Dataset records

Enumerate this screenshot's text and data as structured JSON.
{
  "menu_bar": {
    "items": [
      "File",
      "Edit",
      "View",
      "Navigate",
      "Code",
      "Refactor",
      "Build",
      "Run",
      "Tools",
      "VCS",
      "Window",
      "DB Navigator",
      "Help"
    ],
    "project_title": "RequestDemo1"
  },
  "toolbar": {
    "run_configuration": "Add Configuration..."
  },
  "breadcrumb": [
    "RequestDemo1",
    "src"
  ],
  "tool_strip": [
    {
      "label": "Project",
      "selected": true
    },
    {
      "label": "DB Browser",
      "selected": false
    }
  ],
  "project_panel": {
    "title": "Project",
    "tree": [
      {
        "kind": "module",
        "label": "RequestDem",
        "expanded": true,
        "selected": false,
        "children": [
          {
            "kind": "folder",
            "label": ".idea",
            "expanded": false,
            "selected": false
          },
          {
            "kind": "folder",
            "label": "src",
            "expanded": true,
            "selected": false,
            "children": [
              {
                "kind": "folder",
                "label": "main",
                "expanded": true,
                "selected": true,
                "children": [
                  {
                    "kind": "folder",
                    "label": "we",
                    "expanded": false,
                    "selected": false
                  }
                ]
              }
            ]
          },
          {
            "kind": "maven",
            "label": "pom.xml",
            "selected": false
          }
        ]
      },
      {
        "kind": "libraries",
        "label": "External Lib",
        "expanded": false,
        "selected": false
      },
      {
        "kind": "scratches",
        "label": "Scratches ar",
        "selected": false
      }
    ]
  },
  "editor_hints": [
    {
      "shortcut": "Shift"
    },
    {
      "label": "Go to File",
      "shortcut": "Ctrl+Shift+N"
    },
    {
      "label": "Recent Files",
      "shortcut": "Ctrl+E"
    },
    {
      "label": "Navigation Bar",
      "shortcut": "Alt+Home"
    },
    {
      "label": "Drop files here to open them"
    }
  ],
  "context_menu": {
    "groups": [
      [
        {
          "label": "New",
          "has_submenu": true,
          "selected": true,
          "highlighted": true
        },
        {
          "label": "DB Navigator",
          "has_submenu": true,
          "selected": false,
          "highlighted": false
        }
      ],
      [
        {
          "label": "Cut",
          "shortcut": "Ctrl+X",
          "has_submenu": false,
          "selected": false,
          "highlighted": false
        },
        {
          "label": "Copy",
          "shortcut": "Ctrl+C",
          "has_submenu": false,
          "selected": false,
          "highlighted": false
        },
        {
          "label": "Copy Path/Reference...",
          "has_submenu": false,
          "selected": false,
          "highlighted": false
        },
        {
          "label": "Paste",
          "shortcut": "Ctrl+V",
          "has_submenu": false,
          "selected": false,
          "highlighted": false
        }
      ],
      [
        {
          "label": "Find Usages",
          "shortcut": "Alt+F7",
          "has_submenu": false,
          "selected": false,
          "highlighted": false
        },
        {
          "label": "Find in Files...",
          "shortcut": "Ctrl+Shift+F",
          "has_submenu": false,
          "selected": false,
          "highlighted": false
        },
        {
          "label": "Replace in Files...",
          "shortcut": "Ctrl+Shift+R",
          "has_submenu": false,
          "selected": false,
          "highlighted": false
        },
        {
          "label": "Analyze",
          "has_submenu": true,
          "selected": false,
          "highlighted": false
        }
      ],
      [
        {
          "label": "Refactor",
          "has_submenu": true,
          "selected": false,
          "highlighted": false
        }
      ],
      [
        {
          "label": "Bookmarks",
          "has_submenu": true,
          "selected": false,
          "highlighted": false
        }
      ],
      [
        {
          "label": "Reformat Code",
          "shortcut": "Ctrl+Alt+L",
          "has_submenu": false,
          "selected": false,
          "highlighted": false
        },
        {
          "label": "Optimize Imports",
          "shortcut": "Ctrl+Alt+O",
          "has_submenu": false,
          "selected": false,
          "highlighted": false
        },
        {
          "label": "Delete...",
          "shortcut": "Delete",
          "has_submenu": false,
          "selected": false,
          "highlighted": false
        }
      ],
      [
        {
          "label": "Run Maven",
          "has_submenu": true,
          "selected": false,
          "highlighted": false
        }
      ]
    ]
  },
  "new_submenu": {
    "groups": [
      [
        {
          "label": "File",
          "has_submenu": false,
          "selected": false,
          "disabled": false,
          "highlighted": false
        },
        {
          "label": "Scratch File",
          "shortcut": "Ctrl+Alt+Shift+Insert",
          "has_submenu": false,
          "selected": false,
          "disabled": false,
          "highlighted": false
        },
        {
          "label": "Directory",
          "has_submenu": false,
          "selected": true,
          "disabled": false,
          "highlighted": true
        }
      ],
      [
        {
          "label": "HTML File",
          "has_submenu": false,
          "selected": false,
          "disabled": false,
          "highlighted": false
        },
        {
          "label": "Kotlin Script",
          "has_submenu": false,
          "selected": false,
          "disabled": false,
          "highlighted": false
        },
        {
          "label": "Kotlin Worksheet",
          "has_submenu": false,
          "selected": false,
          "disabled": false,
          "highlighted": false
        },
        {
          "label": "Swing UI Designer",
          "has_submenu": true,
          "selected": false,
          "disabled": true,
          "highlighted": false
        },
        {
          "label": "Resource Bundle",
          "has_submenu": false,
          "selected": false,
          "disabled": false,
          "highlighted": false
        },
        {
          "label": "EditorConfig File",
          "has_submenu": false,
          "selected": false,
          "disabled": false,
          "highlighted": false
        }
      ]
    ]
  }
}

# Task requirements
Every line above should be retyped exactly as given.

# Reply
Enumerate this screenshot's text and data as structured JSON.
{
  "menu_bar": {
    "items": [
      "File",
      "Edit",
      "View",
      "Navigate",
      "Code",
      "Refactor",
      "Build",
      "Run",
      "Tools",
      "VCS",
      "Window",
      "DB Navigator",
      "Help"
    ],
    "project_title": "RequestDemo1"
  },
  "toolbar": {
    "run_configuration": "Add Configuration..."
  },
  "breadcrumb": [
    "RequestDemo1",
    "src"
  ],
  "tool_strip": [
    {
      "label": "Project",
      "selected": true
    },
    {
      "label": "DB Browser",
      "selected": false
    }
  ],
  "project_panel": {
    "title": "Project",
    "tree": [
      {
        "kind": "module",
        "label": "RequestDem",
        "expanded": true,
        "selected": false,
        "children": [
          {
            "kind": "folder",
            "label": ".idea",
            "expanded": false,
            "selected": false
          },
          {
            "kind": "folder",
            "label": "src",
            "expanded": true,
            "selected": false,
            "children": [
              {
                "kind": "folder",
                "label": "main",
                "expanded": true,
                "selected": true,
                "children": [
                  {
                    "kind": "folder",
                    "label": "we",
                    "expanded": false,
                    "selected": false
                  }
                ]
              }
            ]
          },
          {
            "kind": "maven",
            "label": "pom.xml",
            "selected": false
          }
        ]
      },
      {
        "kind": "libraries",
        "label": "External Lib",
        "expanded": false,
        "selected": false
      },
      {
        "kind": "scratches",
        "label": "Scratches ar",
        "selected": false
      }
    ]
  },
  "editor_hints": [
    {
      "shortcut": "Shift"
    },
    {
      "label": "Go to File",
      "shortcut": "Ctrl+Shift+N"
    },
    {
      "label": "Recent Files",
      "shortcut": "Ctrl+E"
    },
    {
      "label": "Navigation Bar",
      "shortcut": "Alt+Home"
    },
    {
      "label": "Drop files here to open them"
    }
  ],
  "context_menu": {
    "groups": [
      [
        {
          "label": "New",
          "has_submenu": true,
          "selected": true,
          "highlighted": true
        },
        {
          "label": "DB Navigator",
          "has_submenu": true,
          "selected": false,
          "highlighted": false
        }
      ],
      [
        {
          "label": "Cut",
          "shortcut": "Ctrl+X",
          "has_submenu": false,
          "selected": false,
          "highlighted": false
        },
        {
          "label": "Copy",
          "shortcut": "Ctrl+C",
          "has_submenu": false,
          "selected": false,
          "highlighted": false
        },
        {
          "label": "Copy Path/Reference...",
          "has_submenu": false,
          "selected": false,
          "highlighted": false
        },
        {
          "label": "Paste",
          "shortcut": "Ctrl+V",
          "has_submenu": false,
          "selected": false,
          "highlighted": false
        }
      ],
      [
        {
          "label": "Find Usages",
          "shortcut": "Alt+F7",
          "has_submenu": false,
          "selected": false,
          "highlighted": false
        },
        {
          "label": "Find in Files...",
          "shortcut": "Ctrl+Shift+F",
          "has_submenu": false,
          "selected": false,
          "highlighted": false
        },
        {
          "label": "Replace in Files...",
          "shortcut": "Ctrl+Shift+R",
          "has_submenu": false,
          "selected": false,
          "highlighted": false
        },
        {
          "label": "Analyze",
          "has_submenu": true,
          "selected": false,
          "highlighted": false
        }
      ],
      [
        {
          "label": "Refactor",
          "has_submenu": true,
          "selected": false,
          "highlighted": false
        }
      ],
      [
        {
          "label": "Bookmarks",
          "has_submenu": true,
          "selected": false,
          "highlighted": false
        }
      ],
      [
        {
          "label": "Reformat Code",
          "shortcut": "Ctrl+Alt+L",
          "has_submenu": false,
          "selected": false,
          "highlighted": false
        },
        {
          "label": "Optimize Imports",
          "shortcut": "Ctrl+Alt+O",
          "has_submenu": false,
          "selected": false,
          "highlighted": false
        },
        {
          "label": "Delete...",
          "shortcut": "Delete",
          "has_submenu": false,
          "selected": false,
          "highlighted": false
        }
      ],
      [
        {
          "label": "Run Maven",
          "has_submenu": true,
          "selected": false,
          "highlighted": false
        }
      ]
    ]
  },
  "new_submenu": {
    "groups": [
      [
        {
          "label": "File",
          "has_submenu": false,
          "selected": false,
          "disabled": false,
          "highlighted": false
        },
        {
          "label": "Scratch File",
          "shortcut": "Ctrl+Alt+Shift+Insert",
          "has_submenu": false,
          "selected": false,
          "disabled": false,
          "highlighted": false
        },
        {
          "label": "Directory",
          "has_submenu": false,
          "selected": true,
          "disabled": false,
          "highlighted": true
        }
      ],
      [
        {
          "label": "HTML File",
          "has_submenu": false,
          "selected": false,
          "disabled": false,
          "highlighted": false
        },
        {
          "label": "Kotlin Script",
          "has_submenu": false,
          "selected": false,
          "disabled": false,
          "highlighted": false
        },
        {
          "label": "Kotlin Worksheet",
          "has_submenu": false,
          "selected": false,
          "disabled": false,
          "highlighted": false
        },
        {
          "label": "Swing UI Designer",
          "has_submenu": true,
          "selected": false,
          "disabled": true,
          "highlighted": false
        },
        {
          "label": "Resource Bundle",
          "has_submenu": false,
          "selected": false,
          "disabled": false,
          "highlighted": false
        },
        {
          "label": "EditorConfig File",
          "has_submenu": false,
          "selected": false,
          "disabled": false,
          "highlighted": false
        }
      ]
    ]
  }
}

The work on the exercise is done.